■ Stated problem: For this exercise, repeat all of the material verbatim apart from its images.
= = =
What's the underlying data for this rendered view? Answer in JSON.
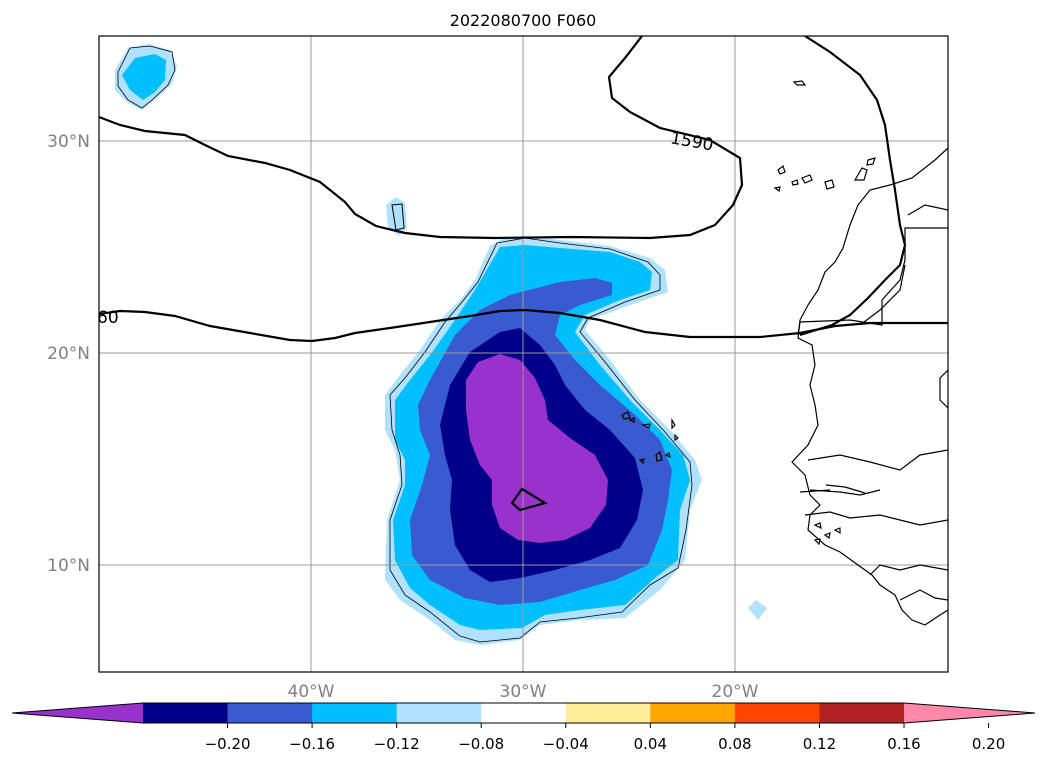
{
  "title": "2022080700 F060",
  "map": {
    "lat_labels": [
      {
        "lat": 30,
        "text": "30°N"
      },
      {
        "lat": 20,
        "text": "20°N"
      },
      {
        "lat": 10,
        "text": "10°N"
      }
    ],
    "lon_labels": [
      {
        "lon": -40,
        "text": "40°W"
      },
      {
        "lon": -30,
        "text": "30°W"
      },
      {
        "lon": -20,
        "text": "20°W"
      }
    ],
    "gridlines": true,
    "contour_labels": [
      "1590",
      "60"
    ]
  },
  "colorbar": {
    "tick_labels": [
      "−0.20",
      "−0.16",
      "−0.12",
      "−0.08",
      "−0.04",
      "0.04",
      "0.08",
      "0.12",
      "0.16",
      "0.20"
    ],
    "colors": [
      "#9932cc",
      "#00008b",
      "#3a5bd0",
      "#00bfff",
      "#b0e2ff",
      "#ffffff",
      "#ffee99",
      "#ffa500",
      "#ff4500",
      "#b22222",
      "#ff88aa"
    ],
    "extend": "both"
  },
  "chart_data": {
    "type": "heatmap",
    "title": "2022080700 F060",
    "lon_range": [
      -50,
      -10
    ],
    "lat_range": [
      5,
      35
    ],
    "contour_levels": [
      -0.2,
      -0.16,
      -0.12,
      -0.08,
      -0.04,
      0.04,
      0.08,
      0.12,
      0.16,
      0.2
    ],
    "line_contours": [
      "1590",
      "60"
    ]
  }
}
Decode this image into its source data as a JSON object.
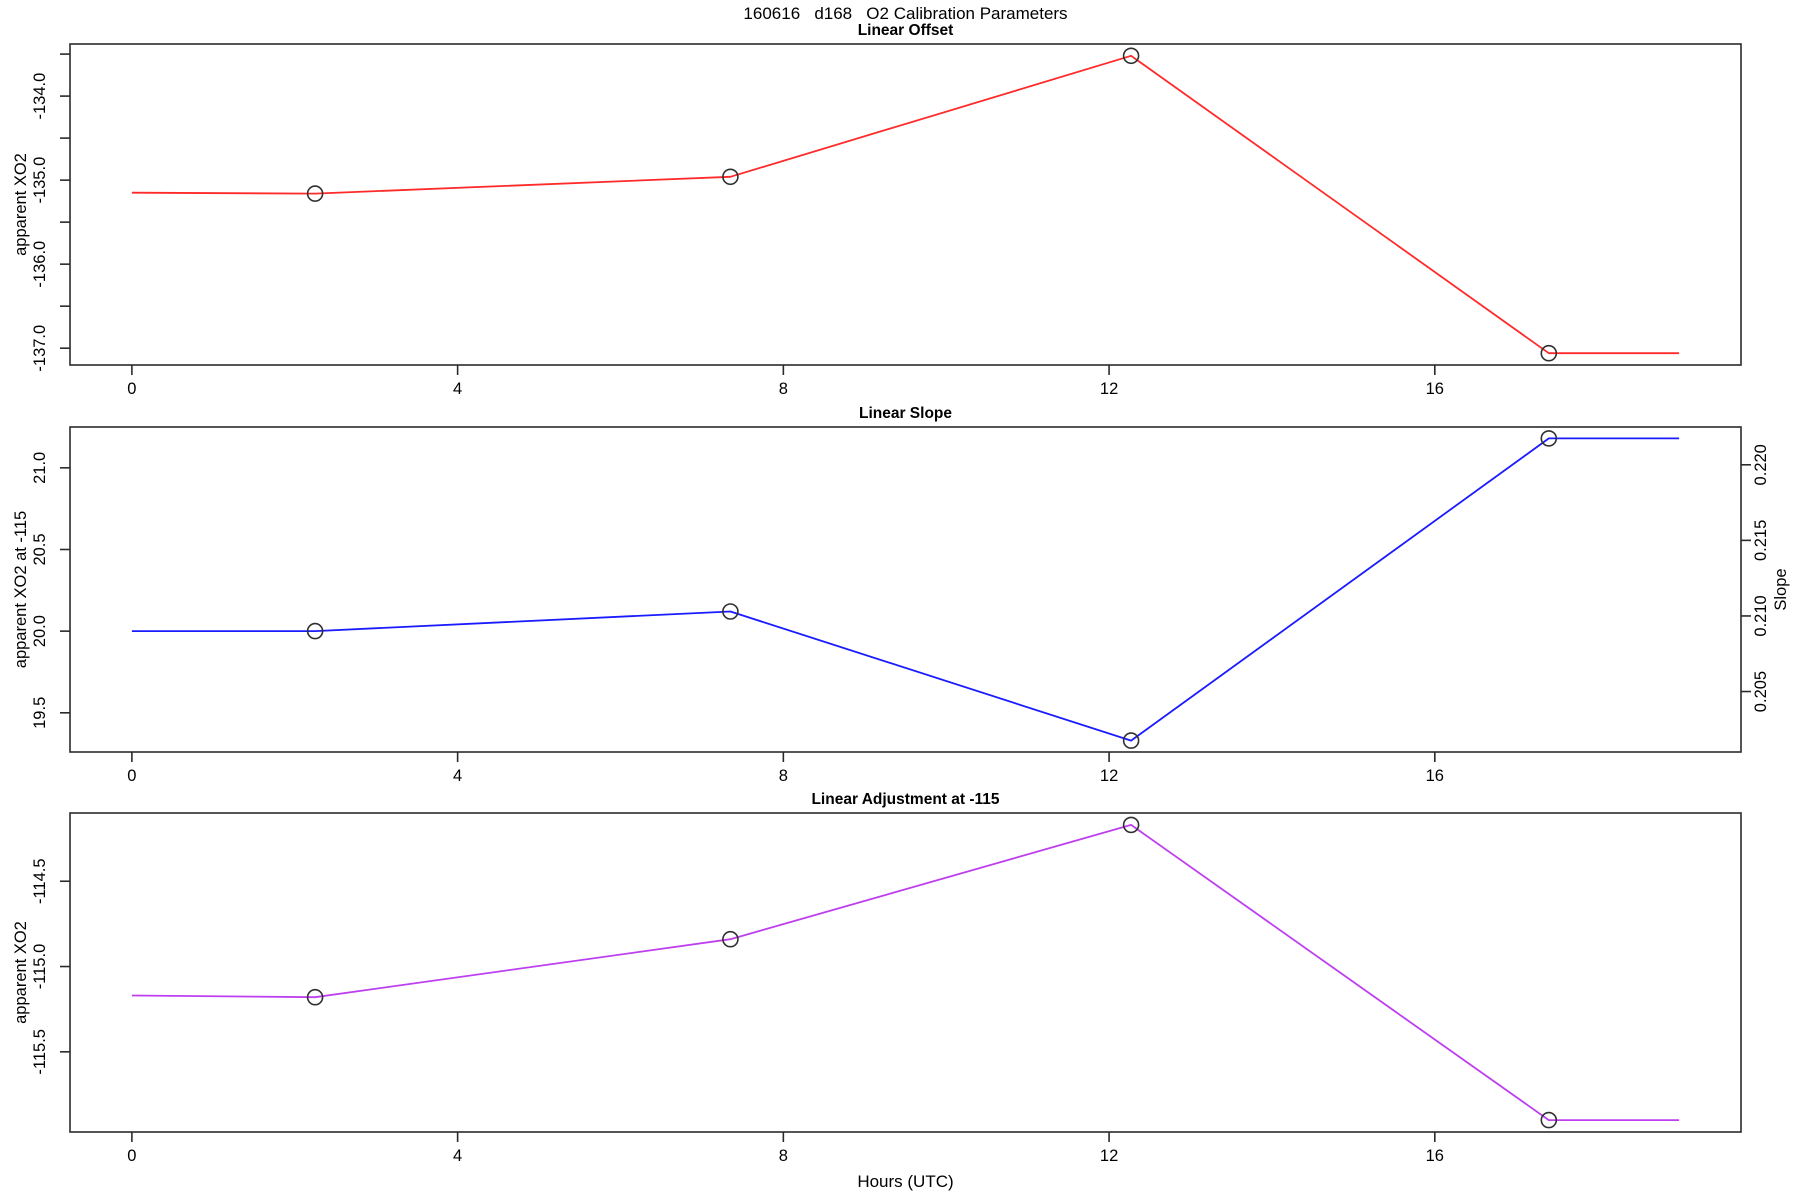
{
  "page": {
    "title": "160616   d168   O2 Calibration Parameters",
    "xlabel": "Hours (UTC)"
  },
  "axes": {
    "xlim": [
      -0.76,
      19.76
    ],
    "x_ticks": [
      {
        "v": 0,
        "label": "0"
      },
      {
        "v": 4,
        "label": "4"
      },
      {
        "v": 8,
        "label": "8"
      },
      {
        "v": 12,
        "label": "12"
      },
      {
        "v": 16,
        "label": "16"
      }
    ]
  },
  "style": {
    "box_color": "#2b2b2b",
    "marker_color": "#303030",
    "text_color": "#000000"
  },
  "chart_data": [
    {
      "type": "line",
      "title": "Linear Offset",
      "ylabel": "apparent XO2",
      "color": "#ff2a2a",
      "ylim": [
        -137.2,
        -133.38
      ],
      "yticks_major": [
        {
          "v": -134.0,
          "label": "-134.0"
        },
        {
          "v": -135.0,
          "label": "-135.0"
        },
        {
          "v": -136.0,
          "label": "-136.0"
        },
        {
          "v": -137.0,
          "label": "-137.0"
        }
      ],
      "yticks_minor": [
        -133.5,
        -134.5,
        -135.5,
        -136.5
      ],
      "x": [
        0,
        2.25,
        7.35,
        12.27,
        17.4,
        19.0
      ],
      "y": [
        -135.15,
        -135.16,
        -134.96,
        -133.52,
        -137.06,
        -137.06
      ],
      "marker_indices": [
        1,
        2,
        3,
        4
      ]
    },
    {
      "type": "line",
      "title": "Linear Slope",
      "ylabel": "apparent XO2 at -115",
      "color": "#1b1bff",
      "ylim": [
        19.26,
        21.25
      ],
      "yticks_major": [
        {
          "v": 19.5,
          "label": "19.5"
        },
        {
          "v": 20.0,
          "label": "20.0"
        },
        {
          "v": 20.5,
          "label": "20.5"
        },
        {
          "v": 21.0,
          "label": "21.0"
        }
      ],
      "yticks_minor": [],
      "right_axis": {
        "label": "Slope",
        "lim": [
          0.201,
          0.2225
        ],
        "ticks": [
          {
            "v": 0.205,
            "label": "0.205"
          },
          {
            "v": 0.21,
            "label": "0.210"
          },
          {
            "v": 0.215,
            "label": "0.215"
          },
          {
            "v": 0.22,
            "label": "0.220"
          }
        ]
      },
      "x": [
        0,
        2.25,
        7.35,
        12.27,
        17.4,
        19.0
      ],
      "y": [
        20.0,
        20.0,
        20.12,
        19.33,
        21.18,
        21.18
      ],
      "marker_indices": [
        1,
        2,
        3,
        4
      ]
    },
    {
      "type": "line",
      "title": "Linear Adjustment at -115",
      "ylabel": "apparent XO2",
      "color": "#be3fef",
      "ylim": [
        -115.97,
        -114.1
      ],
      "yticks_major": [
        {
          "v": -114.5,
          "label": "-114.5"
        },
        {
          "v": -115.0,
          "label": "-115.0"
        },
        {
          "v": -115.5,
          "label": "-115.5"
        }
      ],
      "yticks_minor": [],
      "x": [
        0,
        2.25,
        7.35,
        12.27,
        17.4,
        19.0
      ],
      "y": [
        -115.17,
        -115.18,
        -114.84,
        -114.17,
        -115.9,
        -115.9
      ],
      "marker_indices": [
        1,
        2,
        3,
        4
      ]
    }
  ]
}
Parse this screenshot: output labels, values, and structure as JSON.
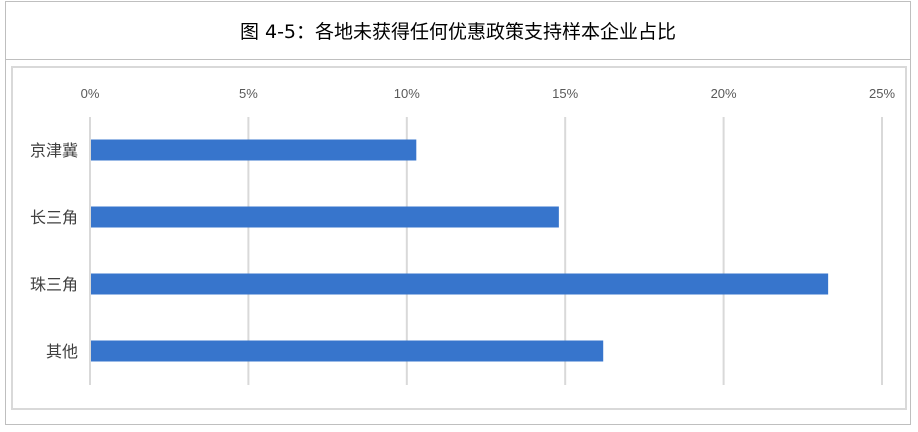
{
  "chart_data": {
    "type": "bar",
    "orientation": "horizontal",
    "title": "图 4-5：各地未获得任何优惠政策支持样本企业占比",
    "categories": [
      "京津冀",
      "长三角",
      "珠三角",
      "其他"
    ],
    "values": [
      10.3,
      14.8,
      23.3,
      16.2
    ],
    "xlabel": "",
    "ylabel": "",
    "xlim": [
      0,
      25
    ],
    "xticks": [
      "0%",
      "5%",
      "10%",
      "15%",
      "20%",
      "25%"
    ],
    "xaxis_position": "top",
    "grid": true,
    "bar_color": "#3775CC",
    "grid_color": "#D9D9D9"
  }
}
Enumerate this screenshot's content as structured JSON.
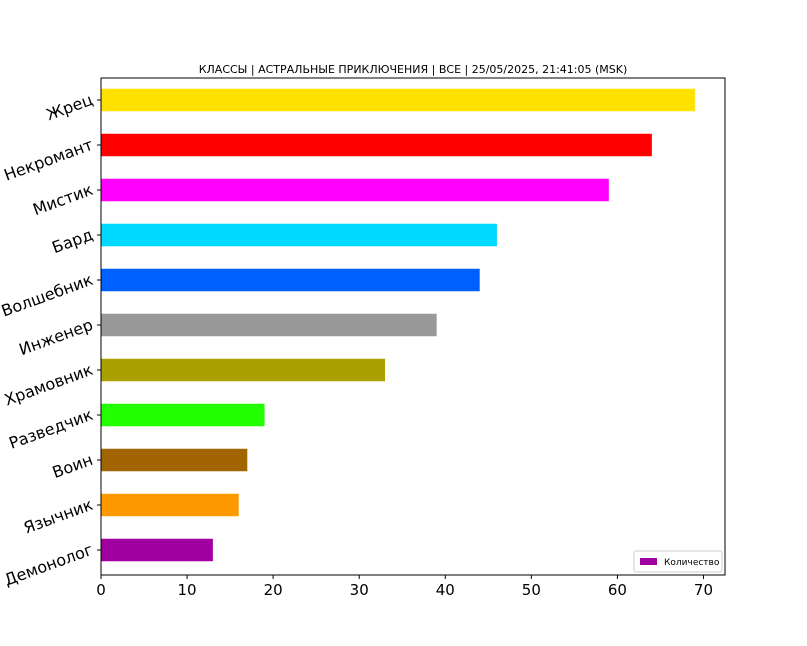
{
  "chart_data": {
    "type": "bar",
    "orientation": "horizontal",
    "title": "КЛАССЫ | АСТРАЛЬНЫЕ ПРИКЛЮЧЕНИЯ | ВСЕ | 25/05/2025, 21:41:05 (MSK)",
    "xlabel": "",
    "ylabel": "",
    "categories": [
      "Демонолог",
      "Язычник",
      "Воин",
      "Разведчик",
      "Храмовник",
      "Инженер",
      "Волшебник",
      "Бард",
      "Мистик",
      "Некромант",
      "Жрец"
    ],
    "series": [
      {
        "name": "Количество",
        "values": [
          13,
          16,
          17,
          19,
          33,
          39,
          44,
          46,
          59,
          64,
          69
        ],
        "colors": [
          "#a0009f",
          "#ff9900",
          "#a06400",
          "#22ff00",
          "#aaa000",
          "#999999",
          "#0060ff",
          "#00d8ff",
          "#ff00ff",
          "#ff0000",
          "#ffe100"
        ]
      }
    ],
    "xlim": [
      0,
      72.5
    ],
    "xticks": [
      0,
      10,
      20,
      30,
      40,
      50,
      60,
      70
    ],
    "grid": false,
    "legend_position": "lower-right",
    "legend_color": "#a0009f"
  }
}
= = =
■ Solution:
What's the underlying data for this rendered view? Answer in JSON.
{
  "title": "2022080700 F060",
  "map": {
    "lat_labels": [
      {
        "lat": 30,
        "text": "30°N"
      },
      {
        "lat": 20,
        "text": "20°N"
      },
      {
        "lat": 10,
        "text": "10°N"
      }
    ],
    "lon_labels": [
      {
        "lon": -40,
        "text": "40°W"
      },
      {
        "lon": -30,
        "text": "30°W"
      },
      {
        "lon": -20,
        "text": "20°W"
      }
    ],
    "gridlines": true,
    "contour_labels": [
      "1590",
      "60"
    ]
  },
  "colorbar": {
    "tick_labels": [
      "−0.20",
      "−0.16",
      "−0.12",
      "−0.08",
      "−0.04",
      "0.04",
      "0.08",
      "0.12",
      "0.16",
      "0.20"
    ],
    "colors": [
      "#9932cc",
      "#00008b",
      "#3a5bd0",
      "#00bfff",
      "#b0e2ff",
      "#ffffff",
      "#ffee99",
      "#ffa500",
      "#ff4500",
      "#b22222",
      "#ff88aa"
    ],
    "extend": "both"
  },
  "chart_data": {
    "type": "heatmap",
    "title": "2022080700 F060",
    "lon_range": [
      -50,
      -10
    ],
    "lat_range": [
      5,
      35
    ],
    "contour_levels": [
      -0.2,
      -0.16,
      -0.12,
      -0.08,
      -0.04,
      0.04,
      0.08,
      0.12,
      0.16,
      0.2
    ],
    "line_contours": [
      "1590",
      "60"
    ]
  }
}
Decode this image into its source data as a JSON object.
{
  "page": {
    "title": "160616   d168   O2 Calibration Parameters",
    "xlabel": "Hours (UTC)"
  },
  "axes": {
    "xlim": [
      -0.76,
      19.76
    ],
    "x_ticks": [
      {
        "v": 0,
        "label": "0"
      },
      {
        "v": 4,
        "label": "4"
      },
      {
        "v": 8,
        "label": "8"
      },
      {
        "v": 12,
        "label": "12"
      },
      {
        "v": 16,
        "label": "16"
      }
    ]
  },
  "style": {
    "box_color": "#2b2b2b",
    "marker_color": "#303030",
    "text_color": "#000000"
  },
  "chart_data": [
    {
      "type": "line",
      "title": "Linear Offset",
      "ylabel": "apparent XO2",
      "color": "#ff2a2a",
      "ylim": [
        -137.2,
        -133.38
      ],
      "yticks_major": [
        {
          "v": -134.0,
          "label": "-134.0"
        },
        {
          "v": -135.0,
          "label": "-135.0"
        },
        {
          "v": -136.0,
          "label": "-136.0"
        },
        {
          "v": -137.0,
          "label": "-137.0"
        }
      ],
      "yticks_minor": [
        -133.5,
        -134.5,
        -135.5,
        -136.5
      ],
      "x": [
        0,
        2.25,
        7.35,
        12.27,
        17.4,
        19.0
      ],
      "y": [
        -135.15,
        -135.16,
        -134.96,
        -133.52,
        -137.06,
        -137.06
      ],
      "marker_indices": [
        1,
        2,
        3,
        4
      ]
    },
    {
      "type": "line",
      "title": "Linear Slope",
      "ylabel": "apparent XO2 at -115",
      "color": "#1b1bff",
      "ylim": [
        19.26,
        21.25
      ],
      "yticks_major": [
        {
          "v": 19.5,
          "label": "19.5"
        },
        {
          "v": 20.0,
          "label": "20.0"
        },
        {
          "v": 20.5,
          "label": "20.5"
        },
        {
          "v": 21.0,
          "label": "21.0"
        }
      ],
      "yticks_minor": [],
      "right_axis": {
        "label": "Slope",
        "lim": [
          0.201,
          0.2225
        ],
        "ticks": [
          {
            "v": 0.205,
            "label": "0.205"
          },
          {
            "v": 0.21,
            "label": "0.210"
          },
          {
            "v": 0.215,
            "label": "0.215"
          },
          {
            "v": 0.22,
            "label": "0.220"
          }
        ]
      },
      "x": [
        0,
        2.25,
        7.35,
        12.27,
        17.4,
        19.0
      ],
      "y": [
        20.0,
        20.0,
        20.12,
        19.33,
        21.18,
        21.18
      ],
      "marker_indices": [
        1,
        2,
        3,
        4
      ]
    },
    {
      "type": "line",
      "title": "Linear Adjustment at -115",
      "ylabel": "apparent XO2",
      "color": "#be3fef",
      "ylim": [
        -115.97,
        -114.1
      ],
      "yticks_major": [
        {
          "v": -114.5,
          "label": "-114.5"
        },
        {
          "v": -115.0,
          "label": "-115.0"
        },
        {
          "v": -115.5,
          "label": "-115.5"
        }
      ],
      "yticks_minor": [],
      "x": [
        0,
        2.25,
        7.35,
        12.27,
        17.4,
        19.0
      ],
      "y": [
        -115.17,
        -115.18,
        -114.84,
        -114.17,
        -115.9,
        -115.9
      ],
      "marker_indices": [
        1,
        2,
        3,
        4
      ]
    }
  ]
}
Parse this screenshot: output labels, values, and structure as JSON.
{
  "chart_data": {
    "type": "bar",
    "orientation": "horizontal",
    "title": "图 4-5：各地未获得任何优惠政策支持样本企业占比",
    "categories": [
      "京津冀",
      "长三角",
      "珠三角",
      "其他"
    ],
    "values": [
      10.3,
      14.8,
      23.3,
      16.2
    ],
    "xlabel": "",
    "ylabel": "",
    "xlim": [
      0,
      25
    ],
    "xticks": [
      "0%",
      "5%",
      "10%",
      "15%",
      "20%",
      "25%"
    ],
    "xaxis_position": "top",
    "grid": true,
    "bar_color": "#3775CC",
    "grid_color": "#D9D9D9"
  }
}
Enumerate this screenshot's content as structured JSON.
{
  "chart_data": {
    "type": "bar",
    "orientation": "horizontal",
    "title": "КЛАССЫ | АСТРАЛЬНЫЕ ПРИКЛЮЧЕНИЯ | ВСЕ | 25/05/2025, 21:41:05 (MSK)",
    "xlabel": "",
    "ylabel": "",
    "categories": [
      "Демонолог",
      "Язычник",
      "Воин",
      "Разведчик",
      "Храмовник",
      "Инженер",
      "Волшебник",
      "Бард",
      "Мистик",
      "Некромант",
      "Жрец"
    ],
    "series": [
      {
        "name": "Количество",
        "values": [
          13,
          16,
          17,
          19,
          33,
          39,
          44,
          46,
          59,
          64,
          69
        ],
        "colors": [
          "#a0009f",
          "#ff9900",
          "#a06400",
          "#22ff00",
          "#aaa000",
          "#999999",
          "#0060ff",
          "#00d8ff",
          "#ff00ff",
          "#ff0000",
          "#ffe100"
        ]
      }
    ],
    "xlim": [
      0,
      72.5
    ],
    "xticks": [
      0,
      10,
      20,
      30,
      40,
      50,
      60,
      70
    ],
    "grid": false,
    "legend_position": "lower-right",
    "legend_color": "#a0009f"
  }
}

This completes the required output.